* Task objective *
Determine the number of lines in the listing below where the string "风化崩裂作用" occurs; answer with the number alone.

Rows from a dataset

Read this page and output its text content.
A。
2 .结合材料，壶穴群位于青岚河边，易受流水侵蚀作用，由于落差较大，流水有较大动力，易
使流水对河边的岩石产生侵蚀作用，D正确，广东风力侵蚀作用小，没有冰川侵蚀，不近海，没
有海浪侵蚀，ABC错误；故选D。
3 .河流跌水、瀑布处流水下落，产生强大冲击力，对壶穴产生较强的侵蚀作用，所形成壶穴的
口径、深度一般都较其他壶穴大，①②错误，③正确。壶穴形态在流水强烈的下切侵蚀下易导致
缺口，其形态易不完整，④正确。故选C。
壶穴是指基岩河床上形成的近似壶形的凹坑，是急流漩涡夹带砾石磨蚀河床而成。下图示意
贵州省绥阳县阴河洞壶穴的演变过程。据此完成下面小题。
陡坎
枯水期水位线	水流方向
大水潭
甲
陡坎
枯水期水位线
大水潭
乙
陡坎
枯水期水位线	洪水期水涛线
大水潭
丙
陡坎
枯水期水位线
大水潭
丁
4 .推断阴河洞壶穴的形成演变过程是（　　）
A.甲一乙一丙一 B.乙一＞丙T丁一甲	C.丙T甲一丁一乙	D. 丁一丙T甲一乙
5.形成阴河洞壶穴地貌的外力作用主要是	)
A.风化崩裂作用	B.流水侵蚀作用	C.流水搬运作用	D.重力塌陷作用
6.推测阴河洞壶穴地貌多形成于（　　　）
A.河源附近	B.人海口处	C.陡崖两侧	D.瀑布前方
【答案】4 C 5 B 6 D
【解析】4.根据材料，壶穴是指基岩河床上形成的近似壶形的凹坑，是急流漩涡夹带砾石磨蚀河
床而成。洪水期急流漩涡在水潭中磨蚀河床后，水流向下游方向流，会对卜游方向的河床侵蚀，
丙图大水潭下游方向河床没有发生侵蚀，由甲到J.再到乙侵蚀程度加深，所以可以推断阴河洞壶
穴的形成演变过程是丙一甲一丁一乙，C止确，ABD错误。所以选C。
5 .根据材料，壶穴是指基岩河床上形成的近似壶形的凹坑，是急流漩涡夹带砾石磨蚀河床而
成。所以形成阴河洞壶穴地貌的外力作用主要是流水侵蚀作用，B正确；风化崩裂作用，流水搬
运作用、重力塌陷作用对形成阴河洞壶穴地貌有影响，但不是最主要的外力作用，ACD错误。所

* Solution for this problem *
2